■ **REQUEST**
Write out every line of the material exactly as it appears.

(Dataset items)

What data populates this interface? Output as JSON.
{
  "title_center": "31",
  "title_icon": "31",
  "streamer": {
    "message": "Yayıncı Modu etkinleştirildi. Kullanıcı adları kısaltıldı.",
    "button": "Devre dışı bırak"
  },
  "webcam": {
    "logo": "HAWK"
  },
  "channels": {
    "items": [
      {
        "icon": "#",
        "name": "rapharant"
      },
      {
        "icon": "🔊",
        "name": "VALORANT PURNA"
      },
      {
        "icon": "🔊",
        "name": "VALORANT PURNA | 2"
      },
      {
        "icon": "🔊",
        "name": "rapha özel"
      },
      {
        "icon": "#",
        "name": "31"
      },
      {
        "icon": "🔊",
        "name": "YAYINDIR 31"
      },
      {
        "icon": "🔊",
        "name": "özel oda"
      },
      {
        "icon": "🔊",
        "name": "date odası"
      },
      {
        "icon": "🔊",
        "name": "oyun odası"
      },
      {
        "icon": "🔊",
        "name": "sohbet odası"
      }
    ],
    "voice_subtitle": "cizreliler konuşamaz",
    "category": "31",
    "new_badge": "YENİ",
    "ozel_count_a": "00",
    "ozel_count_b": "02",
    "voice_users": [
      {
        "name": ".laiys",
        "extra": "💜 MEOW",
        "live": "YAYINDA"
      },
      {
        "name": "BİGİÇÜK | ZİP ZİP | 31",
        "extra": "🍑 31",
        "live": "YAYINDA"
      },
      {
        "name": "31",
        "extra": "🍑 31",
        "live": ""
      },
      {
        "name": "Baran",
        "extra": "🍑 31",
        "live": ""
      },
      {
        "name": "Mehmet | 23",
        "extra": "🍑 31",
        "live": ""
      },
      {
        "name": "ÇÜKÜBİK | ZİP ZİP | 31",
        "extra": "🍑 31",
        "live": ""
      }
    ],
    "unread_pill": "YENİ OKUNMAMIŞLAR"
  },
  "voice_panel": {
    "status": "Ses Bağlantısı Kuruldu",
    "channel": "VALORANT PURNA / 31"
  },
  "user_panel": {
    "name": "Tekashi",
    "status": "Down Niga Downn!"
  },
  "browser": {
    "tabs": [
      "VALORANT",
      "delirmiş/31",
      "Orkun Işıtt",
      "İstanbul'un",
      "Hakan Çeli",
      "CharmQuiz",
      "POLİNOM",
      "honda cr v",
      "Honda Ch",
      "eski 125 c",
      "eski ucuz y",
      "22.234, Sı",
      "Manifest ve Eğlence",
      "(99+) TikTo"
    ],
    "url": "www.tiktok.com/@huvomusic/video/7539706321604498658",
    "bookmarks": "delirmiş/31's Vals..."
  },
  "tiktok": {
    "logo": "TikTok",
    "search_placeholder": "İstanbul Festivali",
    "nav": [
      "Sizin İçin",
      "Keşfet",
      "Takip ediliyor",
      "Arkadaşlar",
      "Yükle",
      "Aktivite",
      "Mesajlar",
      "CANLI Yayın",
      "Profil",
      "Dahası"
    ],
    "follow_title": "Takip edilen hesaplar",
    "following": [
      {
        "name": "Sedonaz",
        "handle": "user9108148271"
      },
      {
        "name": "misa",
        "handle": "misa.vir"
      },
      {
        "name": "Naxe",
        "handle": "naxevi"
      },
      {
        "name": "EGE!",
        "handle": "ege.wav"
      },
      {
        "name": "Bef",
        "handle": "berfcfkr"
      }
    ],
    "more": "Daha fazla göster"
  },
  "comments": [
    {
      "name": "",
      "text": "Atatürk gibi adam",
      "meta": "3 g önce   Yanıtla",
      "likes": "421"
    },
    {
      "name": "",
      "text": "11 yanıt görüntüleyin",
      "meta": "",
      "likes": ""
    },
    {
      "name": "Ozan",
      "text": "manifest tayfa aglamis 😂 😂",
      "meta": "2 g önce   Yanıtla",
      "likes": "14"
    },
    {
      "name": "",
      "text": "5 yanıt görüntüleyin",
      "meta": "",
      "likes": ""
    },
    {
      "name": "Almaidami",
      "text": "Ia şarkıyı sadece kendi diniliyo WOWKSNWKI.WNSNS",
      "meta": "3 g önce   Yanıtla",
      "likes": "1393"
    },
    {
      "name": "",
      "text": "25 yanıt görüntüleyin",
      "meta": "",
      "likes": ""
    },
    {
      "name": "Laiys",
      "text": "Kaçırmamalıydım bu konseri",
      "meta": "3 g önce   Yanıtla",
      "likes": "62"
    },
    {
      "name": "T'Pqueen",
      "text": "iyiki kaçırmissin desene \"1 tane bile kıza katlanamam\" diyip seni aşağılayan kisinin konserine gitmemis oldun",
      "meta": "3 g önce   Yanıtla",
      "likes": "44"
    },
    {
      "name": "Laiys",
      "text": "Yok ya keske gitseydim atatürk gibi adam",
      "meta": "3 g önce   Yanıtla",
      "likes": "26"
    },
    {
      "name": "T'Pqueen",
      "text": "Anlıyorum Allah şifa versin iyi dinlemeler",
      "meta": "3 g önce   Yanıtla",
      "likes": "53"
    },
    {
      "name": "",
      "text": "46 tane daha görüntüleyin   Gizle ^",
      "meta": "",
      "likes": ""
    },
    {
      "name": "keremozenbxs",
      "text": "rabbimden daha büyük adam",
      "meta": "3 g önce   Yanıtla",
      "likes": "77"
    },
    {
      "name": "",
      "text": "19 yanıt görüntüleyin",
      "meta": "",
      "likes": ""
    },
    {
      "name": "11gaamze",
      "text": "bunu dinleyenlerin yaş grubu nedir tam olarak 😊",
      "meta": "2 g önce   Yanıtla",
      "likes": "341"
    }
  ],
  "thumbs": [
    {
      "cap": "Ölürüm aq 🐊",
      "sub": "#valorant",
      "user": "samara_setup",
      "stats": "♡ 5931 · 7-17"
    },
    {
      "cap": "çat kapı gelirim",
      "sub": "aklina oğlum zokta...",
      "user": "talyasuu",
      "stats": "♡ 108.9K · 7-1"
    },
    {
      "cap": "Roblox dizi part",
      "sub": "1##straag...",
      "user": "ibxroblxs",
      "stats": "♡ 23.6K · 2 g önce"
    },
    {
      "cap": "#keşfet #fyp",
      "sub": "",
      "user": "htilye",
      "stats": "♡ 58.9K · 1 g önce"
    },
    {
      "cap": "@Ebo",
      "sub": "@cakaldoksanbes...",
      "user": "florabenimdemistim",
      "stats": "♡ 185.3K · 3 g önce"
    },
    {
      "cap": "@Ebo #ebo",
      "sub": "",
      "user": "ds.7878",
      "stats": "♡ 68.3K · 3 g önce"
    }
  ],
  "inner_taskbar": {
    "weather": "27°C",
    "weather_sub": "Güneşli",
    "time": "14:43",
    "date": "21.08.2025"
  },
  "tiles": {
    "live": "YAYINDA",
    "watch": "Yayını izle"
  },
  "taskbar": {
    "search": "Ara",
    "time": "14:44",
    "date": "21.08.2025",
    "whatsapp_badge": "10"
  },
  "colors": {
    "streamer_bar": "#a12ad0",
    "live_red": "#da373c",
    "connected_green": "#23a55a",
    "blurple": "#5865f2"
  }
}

■ **RESPONSE TO THE EXERCISE**
What data populates this interface? Output as JSON.
{
  "title_center": "31",
  "title_icon": "31",
  "streamer": {
    "message": "Yayıncı Modu etkinleştirildi. Kullanıcı adları kısaltıldı.",
    "button": "Devre dışı bırak"
  },
  "webcam": {
    "logo": "HAWK"
  },
  "channels": {
    "items": [
      {
        "icon": "#",
        "name": "rapharant"
      },
      {
        "icon": "🔊",
        "name": "VALORANT PURNA"
      },
      {
        "icon": "🔊",
        "name": "VALORANT PURNA | 2"
      },
      {
        "icon": "🔊",
        "name": "rapha özel"
      },
      {
        "icon": "#",
        "name": "31"
      },
      {
        "icon": "🔊",
        "name": "YAYINDIR 31"
      },
      {
        "icon": "🔊",
        "name": "özel oda"
      },
      {
        "icon": "🔊",
        "name": "date odası"
      },
      {
        "icon": "🔊",
        "name": "oyun odası"
      },
      {
        "icon": "🔊",
        "name": "sohbet odası"
      }
    ],
    "voice_subtitle": "cizreliler konuşamaz",
    "category": "31",
    "new_badge": "YENİ",
    "ozel_count_a": "00",
    "ozel_count_b": "02",
    "voice_users": [
      {
        "name": ".laiys",
        "extra": "💜 MEOW",
        "live": "YAYINDA"
      },
      {
        "name": "BİGİÇÜK | ZİP ZİP | 31",
        "extra": "🍑 31",
        "live": "YAYINDA"
      },
      {
        "name": "31",
        "extra": "🍑 31",
        "live": ""
      },
      {
        "name": "Baran",
        "extra": "🍑 31",
        "live": ""
      },
      {
        "name": "Mehmet | 23",
        "extra": "🍑 31",
        "live": ""
      },
      {
        "name": "ÇÜKÜBİK | ZİP ZİP | 31",
        "extra": "🍑 31",
        "live": ""
      }
    ],
    "unread_pill": "YENİ OKUNMAMIŞLAR"
  },
  "voice_panel": {
    "status": "Ses Bağlantısı Kuruldu",
    "channel": "VALORANT PURNA / 31"
  },
  "user_panel": {
    "name": "Tekashi",
    "status": "Down Niga Downn!"
  },
  "browser": {
    "tabs": [
      "VALORANT",
      "delirmiş/31",
      "Orkun Işıtt",
      "İstanbul'un",
      "Hakan Çeli",
      "CharmQuiz",
      "POLİNOM",
      "honda cr v",
      "Honda Ch",
      "eski 125 c",
      "eski ucuz y",
      "22.234, Sı",
      "Manifest ve Eğlence",
      "(99+) TikTo"
    ],
    "url": "www.tiktok.com/@huvomusic/video/7539706321604498658",
    "bookmarks": "delirmiş/31's Vals..."
  },
  "tiktok": {
    "logo": "TikTok",
    "search_placeholder": "İstanbul Festivali",
    "nav": [
      "Sizin İçin",
      "Keşfet",
      "Takip ediliyor",
      "Arkadaşlar",
      "Yükle",
      "Aktivite",
      "Mesajlar",
      "CANLI Yayın",
      "Profil",
      "Dahası"
    ],
    "follow_title": "Takip edilen hesaplar",
    "following": [
      {
        "name": "Sedonaz",
        "handle": "user9108148271"
      },
      {
        "name": "misa",
        "handle": "misa.vir"
      },
      {
        "name": "Naxe",
        "handle": "naxevi"
      },
      {
        "name": "EGE!",
        "handle": "ege.wav"
      },
      {
        "name": "Bef",
        "handle": "berfcfkr"
      }
    ],
    "more": "Daha fazla göster"
  },
  "comments": [
    {
      "name": "",
      "text": "Atatürk gibi adam",
      "meta": "3 g önce   Yanıtla",
      "likes": "421"
    },
    {
      "name": "",
      "text": "11 yanıt görüntüleyin",
      "meta": "",
      "likes": ""
    },
    {
      "name": "Ozan",
      "text": "manifest tayfa aglamis 😂 😂",
      "meta": "2 g önce   Yanıtla",
      "likes": "14"
    },
    {
      "name": "",
      "text": "5 yanıt görüntüleyin",
      "meta": "",
      "likes": ""
    },
    {
      "name": "Almaidami",
      "text": "Ia şarkıyı sadece kendi diniliyo WOWKSNWKI.WNSNS",
      "meta": "3 g önce   Yanıtla",
      "likes": "1393"
    },
    {
      "name": "",
      "text": "25 yanıt görüntüleyin",
      "meta": "",
      "likes": ""
    },
    {
      "name": "Laiys",
      "text": "Kaçırmamalıydım bu konseri",
      "meta": "3 g önce   Yanıtla",
      "likes": "62"
    },
    {
      "name": "T'Pqueen",
      "text": "iyiki kaçırmissin desene \"1 tane bile kıza katlanamam\" diyip seni aşağılayan kisinin konserine gitmemis oldun",
      "meta": "3 g önce   Yanıtla",
      "likes": "44"
    },
    {
      "name": "Laiys",
      "text": "Yok ya keske gitseydim atatürk gibi adam",
      "meta": "3 g önce   Yanıtla",
      "likes": "26"
    },
    {
      "name": "T'Pqueen",
      "text": "Anlıyorum Allah şifa versin iyi dinlemeler",
      "meta": "3 g önce   Yanıtla",
      "likes": "53"
    },
    {
      "name": "",
      "text": "46 tane daha görüntüleyin   Gizle ^",
      "meta": "",
      "likes": ""
    },
    {
      "name": "keremozenbxs",
      "text": "rabbimden daha büyük adam",
      "meta": "3 g önce   Yanıtla",
      "likes": "77"
    },
    {
      "name": "",
      "text": "19 yanıt görüntüleyin",
      "meta": "",
      "likes": ""
    },
    {
      "name": "11gaamze",
      "text": "bunu dinleyenlerin yaş grubu nedir tam olarak 😊",
      "meta": "2 g önce   Yanıtla",
      "likes": "341"
    }
  ],
  "thumbs": [
    {
      "cap": "Ölürüm aq 🐊",
      "sub": "#valorant",
      "user": "samara_setup",
      "stats": "♡ 5931 · 7-17"
    },
    {
      "cap": "çat kapı gelirim",
      "sub": "aklina oğlum zokta...",
      "user": "talyasuu",
      "stats": "♡ 108.9K · 7-1"
    },
    {
      "cap": "Roblox dizi part",
      "sub": "1##straag...",
      "user": "ibxroblxs",
      "stats": "♡ 23.6K · 2 g önce"
    },
    {
      "cap": "#keşfet #fyp",
      "sub": "",
      "user": "htilye",
      "stats": "♡ 58.9K · 1 g önce"
    },
    {
      "cap": "@Ebo",
      "sub": "@cakaldoksanbes...",
      "user": "florabenimdemistim",
      "stats": "♡ 185.3K · 3 g önce"
    },
    {
      "cap": "@Ebo #ebo",
      "sub": "",
      "user": "ds.7878",
      "stats": "♡ 68.3K · 3 g önce"
    }
  ],
  "inner_taskbar": {
    "weather": "27°C",
    "weather_sub": "Güneşli",
    "time": "14:43",
    "date": "21.08.2025"
  },
  "tiles": {
    "live": "YAYINDA",
    "watch": "Yayını izle"
  },
  "taskbar": {
    "search": "Ara",
    "time": "14:44",
    "date": "21.08.2025",
    "whatsapp_badge": "10"
  },
  "colors": {
    "streamer_bar": "#a12ad0",
    "live_red": "#da373c",
    "connected_green": "#23a55a",
    "blurple": "#5865f2"
  }
}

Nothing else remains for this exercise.